• AIM: Gather all lines with the word "Правительства" in them.

• EXTRACTED RECORDS:

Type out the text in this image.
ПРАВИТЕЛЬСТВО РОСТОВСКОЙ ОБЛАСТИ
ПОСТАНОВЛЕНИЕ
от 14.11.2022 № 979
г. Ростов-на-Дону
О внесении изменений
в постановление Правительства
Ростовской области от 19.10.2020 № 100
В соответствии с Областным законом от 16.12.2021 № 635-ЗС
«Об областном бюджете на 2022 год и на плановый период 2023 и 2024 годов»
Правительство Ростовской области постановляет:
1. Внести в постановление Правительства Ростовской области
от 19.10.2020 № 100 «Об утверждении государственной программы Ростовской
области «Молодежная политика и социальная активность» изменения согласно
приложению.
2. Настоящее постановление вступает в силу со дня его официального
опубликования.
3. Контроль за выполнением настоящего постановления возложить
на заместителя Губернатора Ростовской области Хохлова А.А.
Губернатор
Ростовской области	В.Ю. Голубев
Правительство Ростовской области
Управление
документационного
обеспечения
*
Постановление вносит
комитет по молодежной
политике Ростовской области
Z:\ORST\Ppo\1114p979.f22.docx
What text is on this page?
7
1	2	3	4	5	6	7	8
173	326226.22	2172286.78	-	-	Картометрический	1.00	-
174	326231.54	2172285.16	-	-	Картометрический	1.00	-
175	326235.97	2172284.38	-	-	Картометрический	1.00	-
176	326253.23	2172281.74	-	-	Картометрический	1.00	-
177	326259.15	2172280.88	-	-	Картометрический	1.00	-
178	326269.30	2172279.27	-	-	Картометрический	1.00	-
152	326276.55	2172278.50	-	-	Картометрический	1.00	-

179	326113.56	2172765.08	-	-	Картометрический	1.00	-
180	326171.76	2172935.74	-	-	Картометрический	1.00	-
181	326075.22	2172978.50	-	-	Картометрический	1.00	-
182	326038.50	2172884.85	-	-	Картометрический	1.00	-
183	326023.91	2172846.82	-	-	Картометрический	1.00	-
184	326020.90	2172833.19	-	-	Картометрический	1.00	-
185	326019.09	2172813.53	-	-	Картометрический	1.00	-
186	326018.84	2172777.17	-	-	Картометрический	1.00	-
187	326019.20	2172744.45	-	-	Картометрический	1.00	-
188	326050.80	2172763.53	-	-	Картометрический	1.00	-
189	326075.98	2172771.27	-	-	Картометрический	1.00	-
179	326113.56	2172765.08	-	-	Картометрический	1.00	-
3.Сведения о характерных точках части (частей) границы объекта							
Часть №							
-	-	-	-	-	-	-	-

• ANSWER TO THIS PROBLEM:
в постановление Правительства
1. Внести в постановление Правительства Ростовской области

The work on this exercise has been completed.